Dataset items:

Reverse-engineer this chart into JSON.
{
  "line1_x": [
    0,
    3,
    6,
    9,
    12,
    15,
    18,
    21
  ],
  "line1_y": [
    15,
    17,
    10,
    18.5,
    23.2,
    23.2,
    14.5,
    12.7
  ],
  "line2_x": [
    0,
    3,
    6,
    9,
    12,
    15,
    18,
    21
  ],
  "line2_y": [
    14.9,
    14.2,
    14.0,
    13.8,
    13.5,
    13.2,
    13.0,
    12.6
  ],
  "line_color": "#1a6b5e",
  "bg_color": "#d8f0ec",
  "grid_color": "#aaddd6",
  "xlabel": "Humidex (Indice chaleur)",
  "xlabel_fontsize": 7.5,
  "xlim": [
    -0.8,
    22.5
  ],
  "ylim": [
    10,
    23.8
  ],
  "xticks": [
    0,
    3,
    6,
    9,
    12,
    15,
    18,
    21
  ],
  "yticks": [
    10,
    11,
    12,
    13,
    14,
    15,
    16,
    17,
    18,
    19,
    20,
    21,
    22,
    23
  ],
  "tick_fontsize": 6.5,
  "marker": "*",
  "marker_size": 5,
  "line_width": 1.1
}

__Task__: Type out the full listing again, exactly as given.

__Task response__:
Reverse-engineer this chart into JSON.
{
  "line1_x": [
    0,
    3,
    6,
    9,
    12,
    15,
    18,
    21
  ],
  "line1_y": [
    15,
    17,
    10,
    18.5,
    23.2,
    23.2,
    14.5,
    12.7
  ],
  "line2_x": [
    0,
    3,
    6,
    9,
    12,
    15,
    18,
    21
  ],
  "line2_y": [
    14.9,
    14.2,
    14.0,
    13.8,
    13.5,
    13.2,
    13.0,
    12.6
  ],
  "line_color": "#1a6b5e",
  "bg_color": "#d8f0ec",
  "grid_color": "#aaddd6",
  "xlabel": "Humidex (Indice chaleur)",
  "xlabel_fontsize": 7.5,
  "xlim": [
    -0.8,
    22.5
  ],
  "ylim": [
    10,
    23.8
  ],
  "xticks": [
    0,
    3,
    6,
    9,
    12,
    15,
    18,
    21
  ],
  "yticks": [
    10,
    11,
    12,
    13,
    14,
    15,
    16,
    17,
    18,
    19,
    20,
    21,
    22,
    23
  ],
  "tick_fontsize": 6.5,
  "marker": "*",
  "marker_size": 5,
  "line_width": 1.1
}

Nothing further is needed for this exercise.